**MATERIAL FOR THE TASK:**
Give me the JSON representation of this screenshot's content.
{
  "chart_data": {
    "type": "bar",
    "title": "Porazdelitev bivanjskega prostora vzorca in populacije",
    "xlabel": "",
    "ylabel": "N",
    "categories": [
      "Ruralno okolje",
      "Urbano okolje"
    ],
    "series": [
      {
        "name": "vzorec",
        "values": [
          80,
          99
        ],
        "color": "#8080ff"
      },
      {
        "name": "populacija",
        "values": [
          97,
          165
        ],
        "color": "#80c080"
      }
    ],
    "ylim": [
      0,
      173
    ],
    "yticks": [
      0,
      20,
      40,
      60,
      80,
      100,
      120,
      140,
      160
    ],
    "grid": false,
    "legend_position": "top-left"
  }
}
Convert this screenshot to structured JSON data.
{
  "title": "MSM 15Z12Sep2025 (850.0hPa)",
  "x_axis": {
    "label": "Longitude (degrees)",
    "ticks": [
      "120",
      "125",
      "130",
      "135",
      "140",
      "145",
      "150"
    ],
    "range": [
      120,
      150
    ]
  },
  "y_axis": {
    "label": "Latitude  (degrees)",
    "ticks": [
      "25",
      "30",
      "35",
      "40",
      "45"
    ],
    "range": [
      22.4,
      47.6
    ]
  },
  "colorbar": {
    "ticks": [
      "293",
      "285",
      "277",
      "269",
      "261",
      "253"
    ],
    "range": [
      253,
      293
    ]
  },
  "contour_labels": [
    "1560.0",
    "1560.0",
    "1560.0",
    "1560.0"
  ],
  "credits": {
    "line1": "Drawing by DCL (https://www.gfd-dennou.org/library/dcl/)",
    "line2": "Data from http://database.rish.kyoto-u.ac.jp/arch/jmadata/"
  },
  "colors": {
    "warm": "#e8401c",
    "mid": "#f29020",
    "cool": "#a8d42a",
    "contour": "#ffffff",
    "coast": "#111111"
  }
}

**EXERCISE INSTRUCTIONS:** Count every line of the material above that holds the string "screenshot", then state only the total.

**RESULT OF THE EXERCISE:** 2